Set problem. Wherever the word "accent" shows up in a line, please copy that line.

Data entries.

════

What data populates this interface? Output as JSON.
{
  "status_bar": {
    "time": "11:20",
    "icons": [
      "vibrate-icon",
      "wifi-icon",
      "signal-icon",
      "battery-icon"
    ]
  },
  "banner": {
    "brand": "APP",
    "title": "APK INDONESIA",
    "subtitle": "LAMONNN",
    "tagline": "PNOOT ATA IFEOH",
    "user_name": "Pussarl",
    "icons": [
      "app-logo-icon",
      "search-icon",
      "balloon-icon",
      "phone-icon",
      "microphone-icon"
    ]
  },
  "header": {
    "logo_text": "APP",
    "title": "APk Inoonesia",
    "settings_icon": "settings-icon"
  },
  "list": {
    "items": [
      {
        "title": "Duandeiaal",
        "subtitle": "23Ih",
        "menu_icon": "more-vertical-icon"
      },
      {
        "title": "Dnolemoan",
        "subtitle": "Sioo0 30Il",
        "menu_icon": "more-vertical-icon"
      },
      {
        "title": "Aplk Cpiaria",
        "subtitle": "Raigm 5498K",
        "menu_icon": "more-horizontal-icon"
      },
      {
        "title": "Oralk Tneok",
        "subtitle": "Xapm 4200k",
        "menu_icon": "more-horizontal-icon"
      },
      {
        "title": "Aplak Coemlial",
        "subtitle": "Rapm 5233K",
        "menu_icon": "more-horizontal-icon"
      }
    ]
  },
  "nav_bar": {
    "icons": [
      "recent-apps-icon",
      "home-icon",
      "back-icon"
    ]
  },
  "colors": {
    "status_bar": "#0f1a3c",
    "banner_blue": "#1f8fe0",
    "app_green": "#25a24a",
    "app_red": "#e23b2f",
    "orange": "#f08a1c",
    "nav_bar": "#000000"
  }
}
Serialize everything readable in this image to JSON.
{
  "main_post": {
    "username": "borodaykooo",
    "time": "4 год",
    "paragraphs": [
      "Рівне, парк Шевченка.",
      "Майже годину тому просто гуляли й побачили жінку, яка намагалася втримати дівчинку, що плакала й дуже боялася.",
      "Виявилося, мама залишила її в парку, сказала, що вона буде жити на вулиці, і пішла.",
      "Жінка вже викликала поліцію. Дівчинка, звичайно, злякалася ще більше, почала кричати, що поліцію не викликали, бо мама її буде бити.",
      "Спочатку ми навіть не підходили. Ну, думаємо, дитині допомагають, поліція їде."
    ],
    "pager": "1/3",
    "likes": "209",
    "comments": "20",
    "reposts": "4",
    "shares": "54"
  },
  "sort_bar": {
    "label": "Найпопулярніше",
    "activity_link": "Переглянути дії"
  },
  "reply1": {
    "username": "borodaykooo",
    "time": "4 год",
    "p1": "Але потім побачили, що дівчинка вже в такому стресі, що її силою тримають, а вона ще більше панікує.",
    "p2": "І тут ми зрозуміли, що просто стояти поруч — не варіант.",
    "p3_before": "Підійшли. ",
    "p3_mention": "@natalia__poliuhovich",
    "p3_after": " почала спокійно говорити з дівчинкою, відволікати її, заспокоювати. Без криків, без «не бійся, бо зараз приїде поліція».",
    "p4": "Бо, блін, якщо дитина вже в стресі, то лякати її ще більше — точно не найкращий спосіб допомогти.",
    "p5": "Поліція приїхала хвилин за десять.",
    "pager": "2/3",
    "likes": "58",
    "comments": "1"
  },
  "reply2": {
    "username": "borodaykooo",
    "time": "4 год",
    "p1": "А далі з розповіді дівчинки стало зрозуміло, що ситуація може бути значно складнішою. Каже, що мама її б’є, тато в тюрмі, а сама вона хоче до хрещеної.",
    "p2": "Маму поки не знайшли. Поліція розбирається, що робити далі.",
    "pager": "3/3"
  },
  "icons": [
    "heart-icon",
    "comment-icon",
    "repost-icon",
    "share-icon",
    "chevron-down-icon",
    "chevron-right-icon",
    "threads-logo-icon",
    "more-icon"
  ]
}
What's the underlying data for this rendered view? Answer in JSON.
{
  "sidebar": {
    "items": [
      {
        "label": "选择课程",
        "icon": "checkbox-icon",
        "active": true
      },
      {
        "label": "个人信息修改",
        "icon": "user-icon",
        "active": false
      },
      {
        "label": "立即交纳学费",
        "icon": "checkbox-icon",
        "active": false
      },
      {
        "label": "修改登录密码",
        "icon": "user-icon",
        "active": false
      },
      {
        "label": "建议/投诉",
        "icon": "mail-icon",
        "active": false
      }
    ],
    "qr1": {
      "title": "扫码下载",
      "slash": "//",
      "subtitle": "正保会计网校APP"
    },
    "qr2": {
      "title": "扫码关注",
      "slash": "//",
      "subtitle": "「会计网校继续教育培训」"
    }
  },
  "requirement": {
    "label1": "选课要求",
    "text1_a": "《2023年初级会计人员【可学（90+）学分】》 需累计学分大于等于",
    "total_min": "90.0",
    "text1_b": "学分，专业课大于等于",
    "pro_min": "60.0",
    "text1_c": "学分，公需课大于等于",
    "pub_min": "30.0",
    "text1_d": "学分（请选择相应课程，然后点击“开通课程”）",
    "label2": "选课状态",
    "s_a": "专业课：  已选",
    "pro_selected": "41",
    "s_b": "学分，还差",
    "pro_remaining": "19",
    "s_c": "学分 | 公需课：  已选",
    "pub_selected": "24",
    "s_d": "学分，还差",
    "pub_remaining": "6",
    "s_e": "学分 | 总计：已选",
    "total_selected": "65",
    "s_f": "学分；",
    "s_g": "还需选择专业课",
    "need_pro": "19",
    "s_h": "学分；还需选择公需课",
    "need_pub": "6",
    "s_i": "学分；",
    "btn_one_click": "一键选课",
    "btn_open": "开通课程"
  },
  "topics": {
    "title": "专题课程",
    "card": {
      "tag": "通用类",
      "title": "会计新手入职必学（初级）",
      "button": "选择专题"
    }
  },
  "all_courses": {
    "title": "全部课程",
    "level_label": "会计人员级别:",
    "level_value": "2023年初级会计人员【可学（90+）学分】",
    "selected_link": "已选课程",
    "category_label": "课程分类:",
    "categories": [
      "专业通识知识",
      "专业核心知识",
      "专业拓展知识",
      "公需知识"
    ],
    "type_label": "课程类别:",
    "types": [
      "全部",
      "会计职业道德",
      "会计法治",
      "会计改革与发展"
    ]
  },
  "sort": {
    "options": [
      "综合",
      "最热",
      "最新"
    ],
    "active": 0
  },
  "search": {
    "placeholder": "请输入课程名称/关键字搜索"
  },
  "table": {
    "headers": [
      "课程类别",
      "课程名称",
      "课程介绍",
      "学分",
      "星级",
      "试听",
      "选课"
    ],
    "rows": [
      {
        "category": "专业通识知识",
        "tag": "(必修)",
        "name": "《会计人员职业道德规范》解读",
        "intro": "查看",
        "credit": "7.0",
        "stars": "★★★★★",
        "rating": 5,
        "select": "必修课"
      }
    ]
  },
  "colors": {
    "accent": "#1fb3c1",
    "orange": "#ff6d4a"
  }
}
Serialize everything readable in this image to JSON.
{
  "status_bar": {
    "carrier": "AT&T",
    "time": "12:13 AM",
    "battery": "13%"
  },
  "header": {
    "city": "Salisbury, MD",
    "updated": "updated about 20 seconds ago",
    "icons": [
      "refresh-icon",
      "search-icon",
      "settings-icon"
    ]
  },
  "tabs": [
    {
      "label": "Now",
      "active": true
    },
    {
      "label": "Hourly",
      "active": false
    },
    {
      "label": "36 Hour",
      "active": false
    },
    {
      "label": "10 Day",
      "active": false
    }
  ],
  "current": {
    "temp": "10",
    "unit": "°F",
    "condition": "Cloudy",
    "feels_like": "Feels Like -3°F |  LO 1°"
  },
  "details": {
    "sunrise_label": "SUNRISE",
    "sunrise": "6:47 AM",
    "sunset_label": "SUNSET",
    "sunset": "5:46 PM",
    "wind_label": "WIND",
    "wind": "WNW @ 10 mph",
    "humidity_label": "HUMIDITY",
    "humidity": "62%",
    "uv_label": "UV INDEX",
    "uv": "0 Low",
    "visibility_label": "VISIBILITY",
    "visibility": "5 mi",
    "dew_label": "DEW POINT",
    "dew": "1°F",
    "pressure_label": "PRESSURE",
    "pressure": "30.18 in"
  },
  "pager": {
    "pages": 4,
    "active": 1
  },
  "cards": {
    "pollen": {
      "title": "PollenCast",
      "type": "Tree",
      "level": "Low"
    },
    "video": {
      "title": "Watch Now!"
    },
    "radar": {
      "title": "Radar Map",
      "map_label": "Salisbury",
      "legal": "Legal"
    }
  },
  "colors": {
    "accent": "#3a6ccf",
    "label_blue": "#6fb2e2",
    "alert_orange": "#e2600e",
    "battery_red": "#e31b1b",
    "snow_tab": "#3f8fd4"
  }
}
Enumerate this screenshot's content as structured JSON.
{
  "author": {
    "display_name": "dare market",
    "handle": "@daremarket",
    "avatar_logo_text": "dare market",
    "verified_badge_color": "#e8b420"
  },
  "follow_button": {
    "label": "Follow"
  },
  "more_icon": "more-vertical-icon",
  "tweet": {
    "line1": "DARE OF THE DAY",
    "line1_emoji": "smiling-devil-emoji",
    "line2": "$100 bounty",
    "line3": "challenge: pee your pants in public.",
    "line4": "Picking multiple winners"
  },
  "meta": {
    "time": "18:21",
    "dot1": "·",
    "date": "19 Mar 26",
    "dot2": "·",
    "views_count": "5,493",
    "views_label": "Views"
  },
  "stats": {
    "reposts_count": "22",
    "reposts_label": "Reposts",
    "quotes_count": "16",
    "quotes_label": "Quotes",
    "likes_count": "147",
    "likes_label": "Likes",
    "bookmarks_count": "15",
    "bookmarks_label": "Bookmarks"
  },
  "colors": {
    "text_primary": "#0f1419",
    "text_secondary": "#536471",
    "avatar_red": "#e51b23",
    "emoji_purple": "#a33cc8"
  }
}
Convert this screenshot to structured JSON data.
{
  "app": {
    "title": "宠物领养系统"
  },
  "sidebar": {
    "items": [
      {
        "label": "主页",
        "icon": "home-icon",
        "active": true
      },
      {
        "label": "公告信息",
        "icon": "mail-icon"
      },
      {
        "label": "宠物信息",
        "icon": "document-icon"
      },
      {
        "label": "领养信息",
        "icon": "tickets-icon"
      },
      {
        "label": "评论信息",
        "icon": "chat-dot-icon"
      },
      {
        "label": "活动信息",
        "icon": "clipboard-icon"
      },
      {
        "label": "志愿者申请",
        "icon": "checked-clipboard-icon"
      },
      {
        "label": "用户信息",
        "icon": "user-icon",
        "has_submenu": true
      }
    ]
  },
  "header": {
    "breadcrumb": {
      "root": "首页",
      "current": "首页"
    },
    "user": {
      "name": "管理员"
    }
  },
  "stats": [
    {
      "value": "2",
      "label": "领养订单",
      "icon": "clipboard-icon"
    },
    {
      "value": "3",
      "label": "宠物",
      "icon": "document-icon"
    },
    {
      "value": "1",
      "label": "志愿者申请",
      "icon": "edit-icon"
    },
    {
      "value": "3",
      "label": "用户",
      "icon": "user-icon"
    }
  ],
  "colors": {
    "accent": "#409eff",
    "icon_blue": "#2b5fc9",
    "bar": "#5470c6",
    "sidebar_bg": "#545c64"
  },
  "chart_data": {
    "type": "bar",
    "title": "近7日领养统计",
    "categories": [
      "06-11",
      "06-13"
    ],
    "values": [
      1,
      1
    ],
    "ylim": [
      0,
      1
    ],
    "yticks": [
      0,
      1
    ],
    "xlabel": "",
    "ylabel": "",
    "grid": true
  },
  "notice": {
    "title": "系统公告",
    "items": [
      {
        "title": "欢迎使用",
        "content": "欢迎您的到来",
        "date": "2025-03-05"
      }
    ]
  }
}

════

Task solution.
    "accent": "#1fb3c1",
    "accent": "#3a6ccf",
    "accent": "#409eff",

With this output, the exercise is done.